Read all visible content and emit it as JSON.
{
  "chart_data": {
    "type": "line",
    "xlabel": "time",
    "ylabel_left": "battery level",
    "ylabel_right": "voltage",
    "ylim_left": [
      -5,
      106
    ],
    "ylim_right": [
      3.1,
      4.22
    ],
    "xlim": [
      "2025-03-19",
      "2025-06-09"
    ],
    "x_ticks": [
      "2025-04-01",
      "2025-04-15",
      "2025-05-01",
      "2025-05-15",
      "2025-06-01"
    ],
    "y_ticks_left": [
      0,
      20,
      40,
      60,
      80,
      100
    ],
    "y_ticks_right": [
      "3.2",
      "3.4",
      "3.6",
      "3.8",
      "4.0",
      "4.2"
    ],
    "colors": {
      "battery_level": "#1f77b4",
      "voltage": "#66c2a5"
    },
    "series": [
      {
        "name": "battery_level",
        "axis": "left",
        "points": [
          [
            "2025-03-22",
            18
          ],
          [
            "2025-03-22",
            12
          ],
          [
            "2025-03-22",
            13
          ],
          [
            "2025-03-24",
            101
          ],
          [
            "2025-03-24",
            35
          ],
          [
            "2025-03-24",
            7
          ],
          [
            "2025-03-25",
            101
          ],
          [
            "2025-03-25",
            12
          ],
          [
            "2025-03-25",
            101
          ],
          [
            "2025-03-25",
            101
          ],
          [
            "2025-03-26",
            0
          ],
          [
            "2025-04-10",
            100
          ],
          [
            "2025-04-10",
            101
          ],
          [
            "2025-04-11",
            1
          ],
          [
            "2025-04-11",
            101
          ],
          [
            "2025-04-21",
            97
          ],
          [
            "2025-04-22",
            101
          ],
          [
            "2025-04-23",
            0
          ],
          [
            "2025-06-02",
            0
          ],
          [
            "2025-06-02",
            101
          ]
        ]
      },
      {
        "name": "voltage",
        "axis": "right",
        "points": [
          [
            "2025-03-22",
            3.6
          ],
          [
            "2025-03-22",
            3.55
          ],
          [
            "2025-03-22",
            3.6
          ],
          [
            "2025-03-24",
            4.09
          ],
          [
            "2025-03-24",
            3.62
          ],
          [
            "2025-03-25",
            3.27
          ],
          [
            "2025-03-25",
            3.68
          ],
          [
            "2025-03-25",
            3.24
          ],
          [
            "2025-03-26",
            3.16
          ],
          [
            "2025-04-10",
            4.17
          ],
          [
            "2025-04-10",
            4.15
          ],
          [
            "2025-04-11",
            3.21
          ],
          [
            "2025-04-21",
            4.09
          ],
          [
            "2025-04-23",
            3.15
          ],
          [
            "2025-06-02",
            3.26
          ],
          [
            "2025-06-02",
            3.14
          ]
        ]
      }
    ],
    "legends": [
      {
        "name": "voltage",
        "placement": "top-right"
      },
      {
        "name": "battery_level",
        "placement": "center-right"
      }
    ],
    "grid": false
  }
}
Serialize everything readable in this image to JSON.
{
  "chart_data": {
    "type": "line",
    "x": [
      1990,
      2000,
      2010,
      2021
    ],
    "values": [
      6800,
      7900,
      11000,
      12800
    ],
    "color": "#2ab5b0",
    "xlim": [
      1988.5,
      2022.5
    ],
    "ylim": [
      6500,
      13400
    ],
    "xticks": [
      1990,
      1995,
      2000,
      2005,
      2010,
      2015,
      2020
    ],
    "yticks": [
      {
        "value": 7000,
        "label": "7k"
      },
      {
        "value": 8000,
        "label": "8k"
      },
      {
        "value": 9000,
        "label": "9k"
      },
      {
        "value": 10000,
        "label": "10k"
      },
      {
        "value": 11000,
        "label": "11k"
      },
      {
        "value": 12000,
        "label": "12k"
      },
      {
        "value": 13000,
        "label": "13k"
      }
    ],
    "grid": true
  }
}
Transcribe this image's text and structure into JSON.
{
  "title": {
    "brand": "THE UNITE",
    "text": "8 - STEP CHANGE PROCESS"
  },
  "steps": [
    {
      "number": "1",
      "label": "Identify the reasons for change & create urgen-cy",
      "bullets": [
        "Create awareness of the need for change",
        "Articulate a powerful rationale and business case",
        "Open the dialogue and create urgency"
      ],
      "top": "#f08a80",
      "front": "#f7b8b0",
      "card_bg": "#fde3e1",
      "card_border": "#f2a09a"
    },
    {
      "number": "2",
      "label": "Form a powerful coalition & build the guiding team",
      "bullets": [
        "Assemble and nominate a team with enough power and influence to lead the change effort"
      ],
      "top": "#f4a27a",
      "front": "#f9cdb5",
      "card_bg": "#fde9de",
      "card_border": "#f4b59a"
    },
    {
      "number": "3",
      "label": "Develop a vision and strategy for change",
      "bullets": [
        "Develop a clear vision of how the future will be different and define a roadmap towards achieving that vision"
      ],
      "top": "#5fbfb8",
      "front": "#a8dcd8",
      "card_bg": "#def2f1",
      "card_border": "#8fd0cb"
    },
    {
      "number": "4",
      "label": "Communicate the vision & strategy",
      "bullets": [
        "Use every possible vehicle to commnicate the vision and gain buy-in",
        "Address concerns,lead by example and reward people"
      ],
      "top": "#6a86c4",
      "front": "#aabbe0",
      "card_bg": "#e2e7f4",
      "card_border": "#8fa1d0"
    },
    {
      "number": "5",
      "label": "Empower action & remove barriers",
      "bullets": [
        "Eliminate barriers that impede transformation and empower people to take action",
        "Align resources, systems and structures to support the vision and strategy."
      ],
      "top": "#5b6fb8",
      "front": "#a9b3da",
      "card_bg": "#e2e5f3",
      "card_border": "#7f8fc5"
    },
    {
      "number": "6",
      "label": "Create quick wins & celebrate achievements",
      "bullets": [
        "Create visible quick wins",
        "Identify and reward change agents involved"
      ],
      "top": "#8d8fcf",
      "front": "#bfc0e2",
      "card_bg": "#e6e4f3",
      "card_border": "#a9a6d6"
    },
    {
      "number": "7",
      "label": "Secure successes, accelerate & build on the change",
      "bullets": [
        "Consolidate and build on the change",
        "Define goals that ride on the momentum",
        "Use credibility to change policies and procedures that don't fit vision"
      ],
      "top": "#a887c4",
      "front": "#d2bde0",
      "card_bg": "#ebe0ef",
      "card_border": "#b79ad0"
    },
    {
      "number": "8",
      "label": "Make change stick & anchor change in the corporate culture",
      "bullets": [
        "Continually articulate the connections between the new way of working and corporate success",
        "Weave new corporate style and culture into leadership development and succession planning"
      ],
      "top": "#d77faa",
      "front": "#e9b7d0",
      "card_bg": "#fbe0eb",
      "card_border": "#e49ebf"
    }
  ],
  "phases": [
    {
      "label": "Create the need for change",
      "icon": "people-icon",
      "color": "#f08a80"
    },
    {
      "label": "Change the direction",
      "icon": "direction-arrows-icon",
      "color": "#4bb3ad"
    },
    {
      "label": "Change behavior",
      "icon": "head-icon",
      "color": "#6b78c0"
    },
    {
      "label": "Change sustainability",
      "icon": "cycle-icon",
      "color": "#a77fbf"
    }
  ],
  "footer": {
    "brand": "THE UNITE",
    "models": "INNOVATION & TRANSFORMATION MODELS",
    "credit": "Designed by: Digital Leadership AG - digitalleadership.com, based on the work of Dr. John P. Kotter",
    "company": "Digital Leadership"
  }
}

= = = = =

Show the lines of the records that contain the word "Identify".

      "label": "Identify the reasons for change & create urgen-cy",
        "Identify and reward change agents involved"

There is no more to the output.